____ DATA SECTION

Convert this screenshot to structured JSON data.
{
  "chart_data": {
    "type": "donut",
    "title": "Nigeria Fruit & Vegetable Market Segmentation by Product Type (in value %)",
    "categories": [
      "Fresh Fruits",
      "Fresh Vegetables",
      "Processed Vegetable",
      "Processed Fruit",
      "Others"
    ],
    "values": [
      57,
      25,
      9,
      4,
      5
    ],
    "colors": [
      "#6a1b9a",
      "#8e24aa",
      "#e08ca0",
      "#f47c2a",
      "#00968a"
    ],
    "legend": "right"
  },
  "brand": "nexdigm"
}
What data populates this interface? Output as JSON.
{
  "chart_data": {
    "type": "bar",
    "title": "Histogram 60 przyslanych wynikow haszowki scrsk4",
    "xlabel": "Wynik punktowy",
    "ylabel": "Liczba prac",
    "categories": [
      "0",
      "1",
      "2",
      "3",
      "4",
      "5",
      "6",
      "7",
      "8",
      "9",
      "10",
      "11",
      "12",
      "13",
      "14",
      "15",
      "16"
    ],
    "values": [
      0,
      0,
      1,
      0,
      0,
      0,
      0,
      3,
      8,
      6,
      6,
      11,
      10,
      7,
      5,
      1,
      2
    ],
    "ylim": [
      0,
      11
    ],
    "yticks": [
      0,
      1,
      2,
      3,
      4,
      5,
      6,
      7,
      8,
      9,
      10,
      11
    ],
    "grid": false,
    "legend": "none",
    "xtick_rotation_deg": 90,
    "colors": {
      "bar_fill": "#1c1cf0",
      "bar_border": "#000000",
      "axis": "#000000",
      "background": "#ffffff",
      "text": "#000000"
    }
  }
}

________

**SHORT PROBLEM**
From the data above, show each line that contains "Processed".

**TASK SOLUTION**
      "Processed Vegetable",
      "Processed Fruit",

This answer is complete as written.